++++ Extracted data

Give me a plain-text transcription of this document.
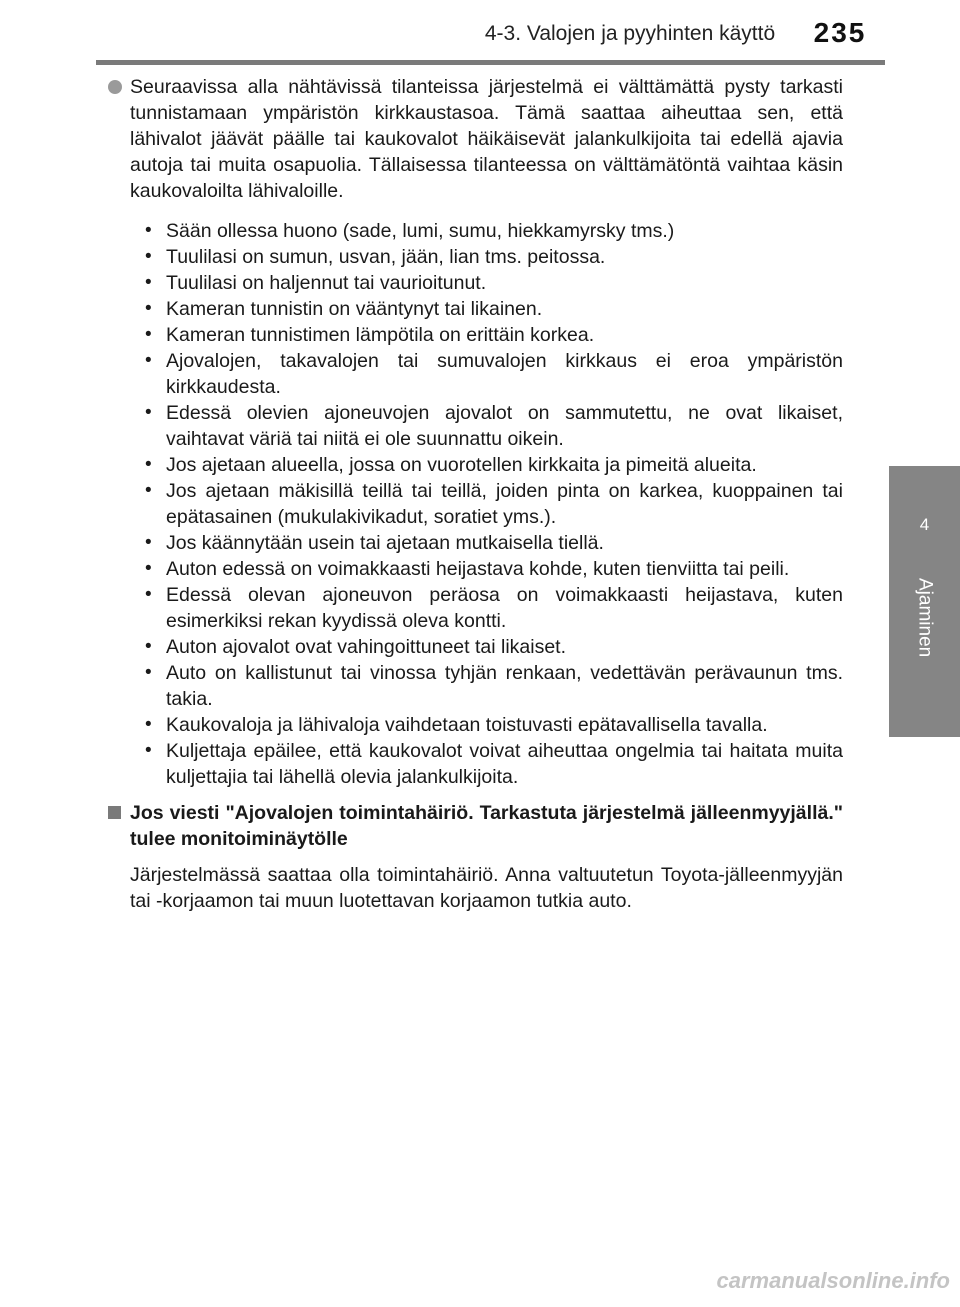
4-3. Valojen ja pyyhinten käyttö	235
4
Ajaminen
Seuraavissa alla nähtävissä tilanteissa järjestelmä ei välttämättä pysty tarkasti tunnistamaan ympäristön kirkkaustasoa. Tämä saattaa aiheuttaa sen, että lähivalot jäävät päälle tai kaukovalot häikäisevät jalankulkijoita tai edellä ajavia autoja tai muita osapuolia. Tällaisessa tilanteessa on välttämätöntä vaihtaa käsin kaukovaloilta lähivaloille.
• Sään ollessa huono (sade, lumi, sumu, hiekkamyrsky tms.)
• Tuulilasi on sumun, usvan, jään, lian tms. peitossa.
• Tuulilasi on haljennut tai vaurioitunut.
• Kameran tunnistin on vääntynyt tai likainen.
• Kameran tunnistimen lämpötila on erittäin korkea.
• Ajovalojen, takavalojen tai sumuvalojen kirkkaus ei eroa ympäristön kirkkaudesta.
• Edessä olevien ajoneuvojen ajovalot on sammutettu, ne ovat likaiset, vaihtavat väriä tai niitä ei ole suunnattu oikein.
• Jos ajetaan alueella, jossa on vuorotellen kirkkaita ja pimeitä alueita.
• Jos ajetaan mäkisillä teillä tai teillä, joiden pinta on karkea, kuoppainen tai epätasainen (mukulakivikadut, soratiet yms.).
• Jos käännytään usein tai ajetaan mutkaisella tiellä.
• Auton edessä on voimakkaasti heijastava kohde, kuten tienviitta tai peili.
• Edessä olevan ajoneuvon peräosa on voimakkaasti heijastava, kuten esimerkiksi rekan kyydissä oleva kontti.
• Auton ajovalot ovat vahingoittuneet tai likaiset.
• Auto on kallistunut tai vinossa tyhjän renkaan, vedettävän perävaunun tms. takia.
• Kaukovaloja ja lähivaloja vaihdetaan toistuvasti epätavallisella tavalla.
• Kuljettaja epäilee, että kaukovalot voivat aiheuttaa ongelmia tai haitata muita kuljettajia tai lähellä olevia jalankulkijoita.
Jos viesti "Ajovalojen toimintahäiriö. Tarkastuta järjestelmä jälleenmyyjällä." tulee monitoiminäytölle
Järjestelmässä saattaa olla toimintahäiriö. Anna valtuutetun Toyota-jälleenmyyjän tai -korjaamon tai muun luotettavan korjaamon tutkia auto.
carmanualsonline.info
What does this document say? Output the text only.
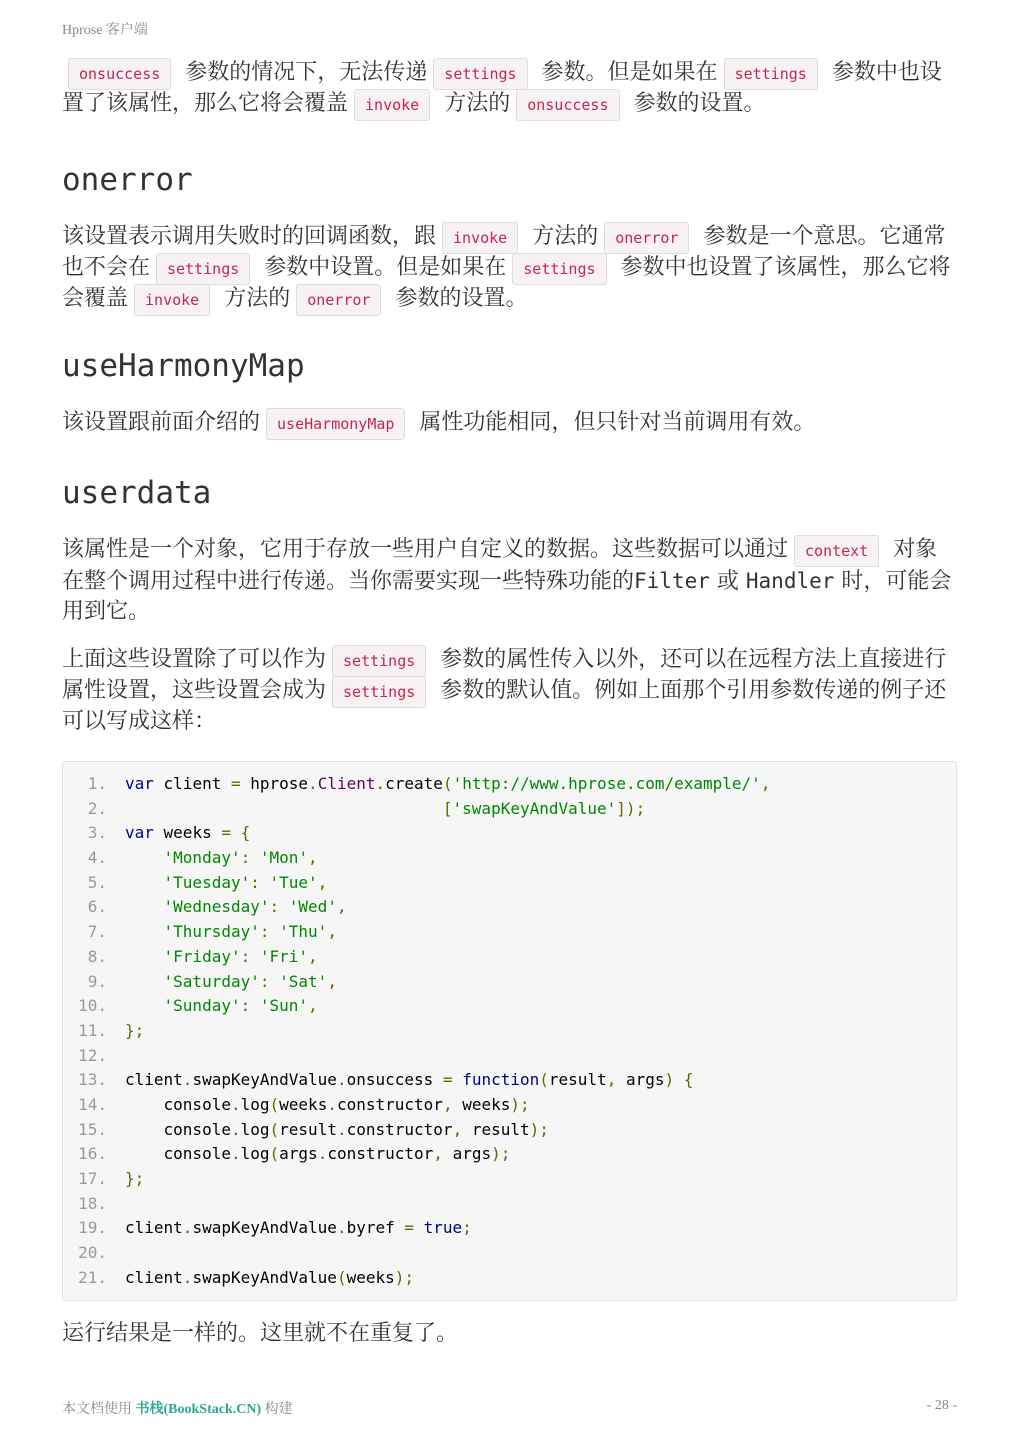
Hprose 客户端

onsuccess 参数的情况下，无法传递 settings 参数。但是如果在 settings 参数中也设置了该属性，那么它将会覆盖 invoke 方法的 onsuccess 参数的设置。

onerror

该设置表示调用失败时的回调函数，跟 invoke 方法的 onerror 参数是一个意思。它通常也不会在 settings 参数中设置。但是如果在 settings 参数中也设置了该属性，那么它将会覆盖 invoke 方法的 onerror 参数的设置。

useHarmonyMap

该设置跟前面介绍的 useHarmonyMap 属性功能相同，但只针对当前调用有效。

userdata

该属性是一个对象，它用于存放一些用户自定义的数据。这些数据可以通过 context 对象在整个调用过程中进行传递。当你需要实现一些特殊功能的Filter 或 Handler 时，可能会用到它。

上面这些设置除了可以作为 settings 参数的属性传入以外，还可以在远程方法上直接进行属性设置，这些设置会成为 settings 参数的默认值。例如上面那个引用参数传递的例子还可以写成这样：

1.	var client = hprose.Client.create('http://www.hprose.com/example/',
2.	['swapKeyAndValue']);
3.	var weeks = {
4.	'Monday': 'Mon',
5.	'Tuesday': 'Tue',
6.	'Wednesday': 'Wed',
7.	'Thursday': 'Thu',
8.	'Friday': 'Fri',
9.	'Saturday': 'Sat',
10.	'Sunday': 'Sun',
11.	};
12.
13.	client.swapKeyAndValue.onsuccess = function(result, args) {
14.	console.log(weeks.constructor, weeks);
15.	console.log(result.constructor, result);
16.	console.log(args.constructor, args);
17.	};
18.
19.	client.swapKeyAndValue.byref = true;
20.
21.	client.swapKeyAndValue(weeks);

运行结果是一样的。这里就不在重复了。

本文档使用 书栈(BookStack.CN) 构建	- 28 -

++++++++

**What the task requires:**
Look through the entries above; copy every line holding the string "console".

**Result:**
14.	console.log(weeks.constructor, weeks);
15.	console.log(result.constructor, result);
16.	console.log(args.constructor, args);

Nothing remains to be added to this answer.